The exercise — Your task is to transcribe the records exactly, skipping every image.

═════ The data ═════

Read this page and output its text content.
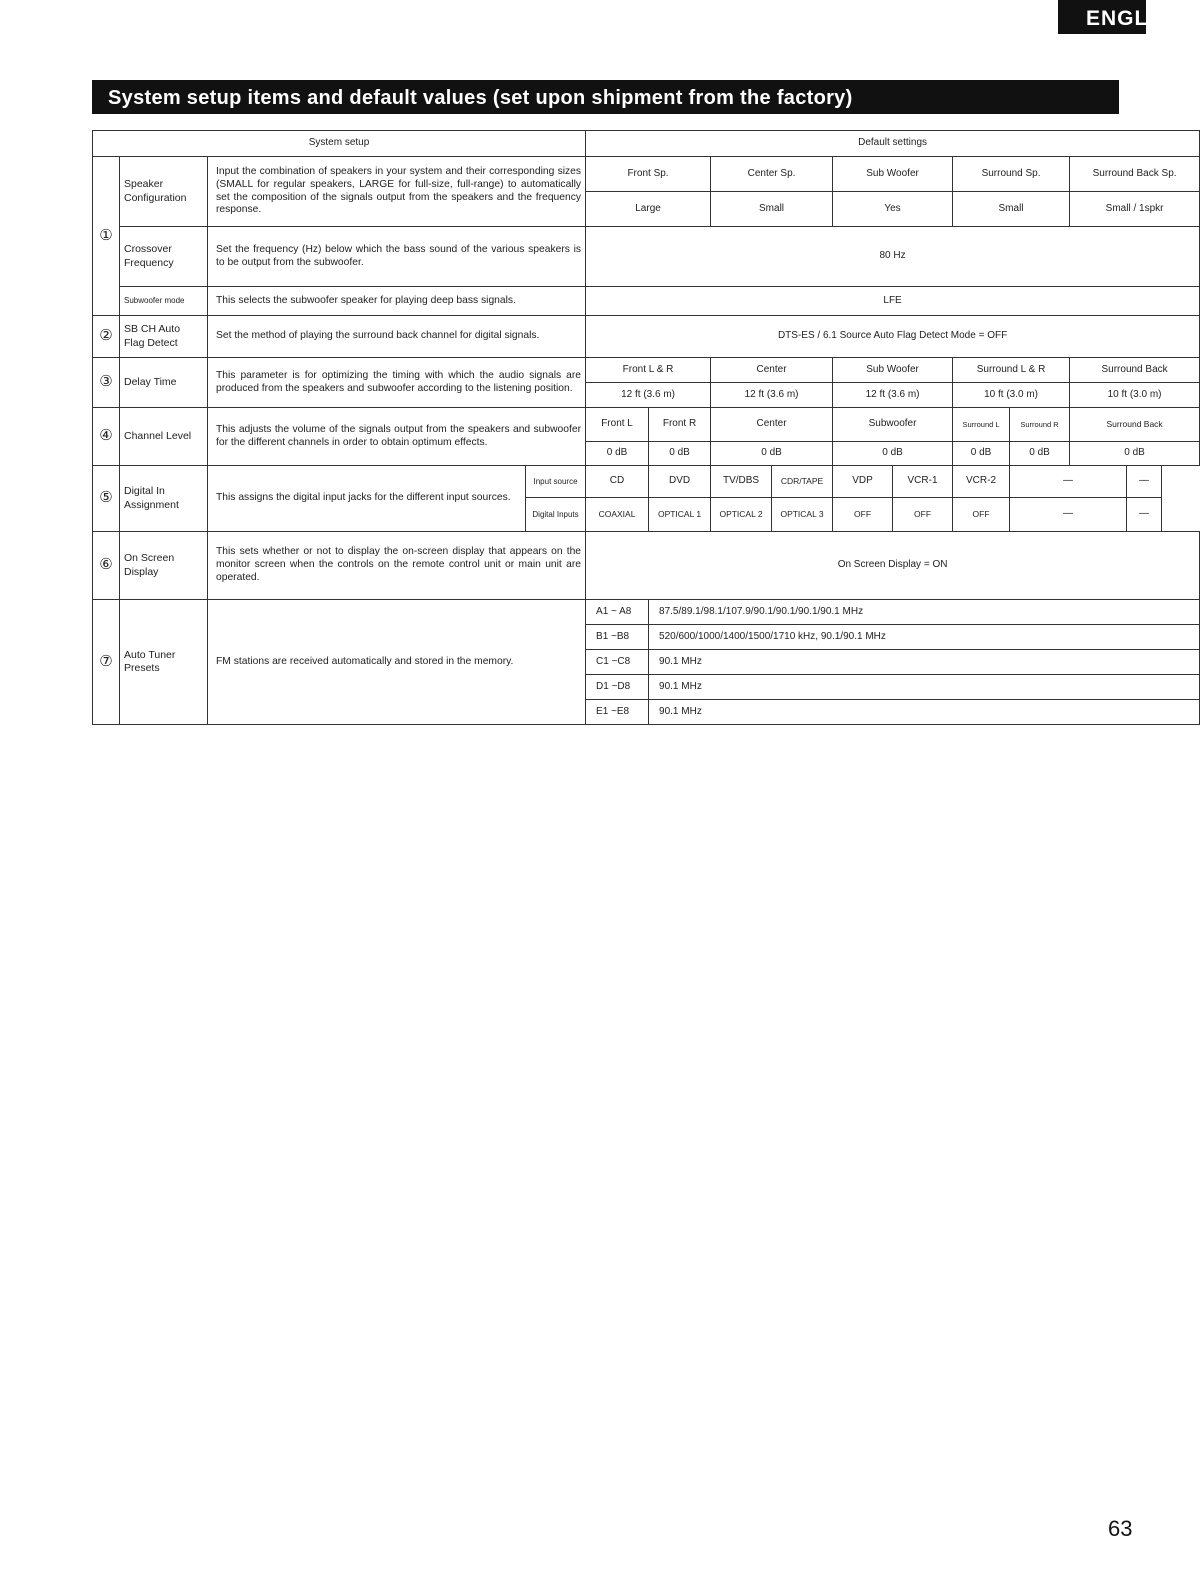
ENGL
System setup items and default values (set upon shipment from the factory)
System setup				Default settings									
①	Speaker Configuration	Input the combination of speakers in your system and their corresponding sizes (SMALL for regular speakers, LARGE for full-size, full-range) to automatically set the composition of the signals output from the speakers and the frequency response.		Front Sp.		Center Sp.		Sub Woofer		Surround Sp.		Surround Back Sp.	
				Large		Small		Yes		Small		Small / 1spkr	
	Crossover Frequency	Set the frequency (Hz) below which the bass sound of the various speakers is to be output from the subwoofer.		80 Hz									
	Subwoofer mode	This selects the subwoofer speaker for playing deep bass signals.		LFE									
②	SB CH Auto Flag Detect	Set the method of playing the surround back channel for digital signals.		DTS-ES / 6.1 Source Auto Flag Detect Mode = OFF									
③	Delay Time	This parameter is for optimizing the timing with which the audio signals are produced from the speakers and subwoofer according to the listening position.		Front L & R		Center		Sub Woofer		Surround L & R		Surround Back	
				12 ft (3.6 m)		12 ft (3.6 m)		12 ft (3.6 m)		10 ft (3.0 m)		10 ft (3.0 m)	
④	Channel Level	This adjusts the volume of the signals output from the speakers and subwoofer for the different channels in order to obtain optimum effects.		Front L	Front R	Center		Subwoofer		Surround L	Surround R	Surround Back	
				0 dB	0 dB	0 dB		0 dB		0 dB	0 dB	0 dB	
⑤	Digital In Assignment	This assigns the digital input jacks for the different input sources.	Input source	CD	DVD	TV/DBS	CDR/TAPE	VDP	VCR-1	VCR-2	—		—
			Digital Inputs	COAXIAL	OPTICAL 1	OPTICAL 2	OPTICAL 3	OFF	OFF	OFF	—		—
⑥	On Screen Display	This sets whether or not to display the on-screen display that appears on the monitor screen when the controls on the remote control unit or main unit are operated.		On Screen Display = ON									
⑦	Auto Tuner Presets	FM stations are received automatically and stored in the memory.		A1 ~ A8	87.5/89.1/98.1/107.9/90.1/90.1/90.1/90.1 MHz								
				B1 ~B8	520/600/1000/1400/1500/1710 kHz, 90.1/90.1 MHz								
				C1 ~C8	90.1 MHz								
				D1 ~D8	90.1 MHz								
				E1 ~E8	90.1 MHz								
63
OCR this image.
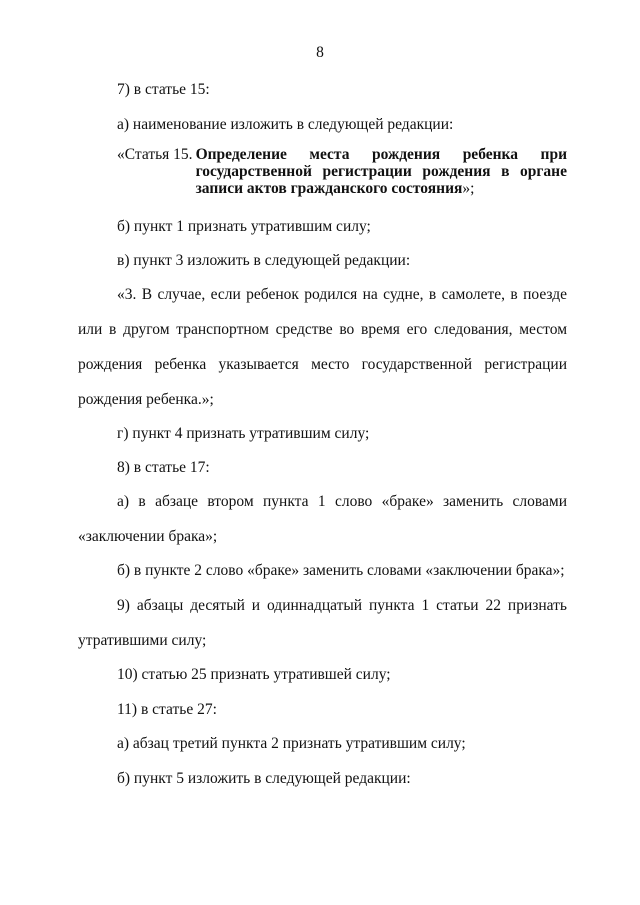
8

7) в статье 15:

а) наименование изложить в следующей редакции:

«Статья 15. Определение места рождения ребенка при государственной регистрации рождения в органе записи актов гражданского состояния»;

б) пункт 1 признать утратившим силу;

в) пункт 3 изложить в следующей редакции:

«3. В случае, если ребенок родился на судне, в самолете, в поезде или в другом транспортном средстве во время его следования, местом рождения ребенка указывается место государственной регистрации рождения ребенка.»;

г) пункт 4 признать утратившим силу;

8) в статье 17:

а) в абзаце втором пункта 1 слово «браке» заменить словами «заключении брака»;

б) в пункте 2 слово «браке» заменить словами «заключении брака»;

9) абзацы десятый и одиннадцатый пункта 1 статьи 22 признать утратившими силу;

10) статью 25 признать утратившей силу;

11) в статье 27:

а) абзац третий пункта 2 признать утратившим силу;

б) пункт 5 изложить в следующей редакции:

═════

Answer to this task —
Read this page and output its text content.
ENGL
System setup items and default values (set upon shipment from the factory)
System setup				Default settings									
①	Speaker Configuration	Input the combination of speakers in your system and their corresponding sizes (SMALL for regular speakers, LARGE for full-size, full-range) to automatically set the composition of the signals output from the speakers and the frequency response.		Front Sp.		Center Sp.		Sub Woofer		Surround Sp.		Surround Back Sp.	
				Large		Small		Yes		Small		Small / 1spkr	
	Crossover Frequency	Set the frequency (Hz) below which the bass sound of the various speakers is to be output from the subwoofer.		80 Hz									
	Subwoofer mode	This selects the subwoofer speaker for playing deep bass signals.		LFE									
②	SB CH Auto Flag Detect	Set the method of playing the surround back channel for digital signals.		DTS-ES / 6.1 Source Auto Flag Detect Mode = OFF									
③	Delay Time	This parameter is for optimizing the timing with which the audio signals are produced from the speakers and subwoofer according to the listening position.		Front L & R		Center		Sub Woofer		Surround L & R		Surround Back	
				12 ft (3.6 m)		12 ft (3.6 m)		12 ft (3.6 m)		10 ft (3.0 m)		10 ft (3.0 m)	
④	Channel Level	This adjusts the volume of the signals output from the speakers and subwoofer for the different channels in order to obtain optimum effects.		Front L	Front R	Center		Subwoofer		Surround L	Surround R	Surround Back	
				0 dB	0 dB	0 dB		0 dB		0 dB	0 dB	0 dB	
⑤	Digital In Assignment	This assigns the digital input jacks for the different input sources.	Input source	CD	DVD	TV/DBS	CDR/TAPE	VDP	VCR-1	VCR-2	—		—
			Digital Inputs	COAXIAL	OPTICAL 1	OPTICAL 2	OPTICAL 3	OFF	OFF	OFF	—		—
⑥	On Screen Display	This sets whether or not to display the on-screen display that appears on the monitor screen when the controls on the remote control unit or main unit are operated.		On Screen Display = ON									
⑦	Auto Tuner Presets	FM stations are received automatically and stored in the memory.		A1 ~ A8	87.5/89.1/98.1/107.9/90.1/90.1/90.1/90.1 MHz								
				B1 ~B8	520/600/1000/1400/1500/1710 kHz, 90.1/90.1 MHz								
				C1 ~C8	90.1 MHz								
				D1 ~D8	90.1 MHz								
				E1 ~E8	90.1 MHz								
63
OCR this image.
8

7) в статье 15:

а) наименование изложить в следующей редакции:

«Статья 15. Определение места рождения ребенка при государственной регистрации рождения в органе записи актов гражданского состояния»;

б) пункт 1 признать утратившим силу;

в) пункт 3 изложить в следующей редакции:

«3. В случае, если ребенок родился на судне, в самолете, в поезде или в другом транспортном средстве во время его следования, местом рождения ребенка указывается место государственной регистрации рождения ребенка.»;

г) пункт 4 признать утратившим силу;

8) в статье 17:

а) в абзаце втором пункта 1 слово «браке» заменить словами «заключении брака»;

б) в пункте 2 слово «браке» заменить словами «заключении брака»;

9) абзацы десятый и одиннадцатый пункта 1 статьи 22 признать утратившими силу;

10) статью 25 признать утратившей силу;

11) в статье 27:

а) абзац третий пункта 2 признать утратившим силу;

б) пункт 5 изложить в следующей редакции:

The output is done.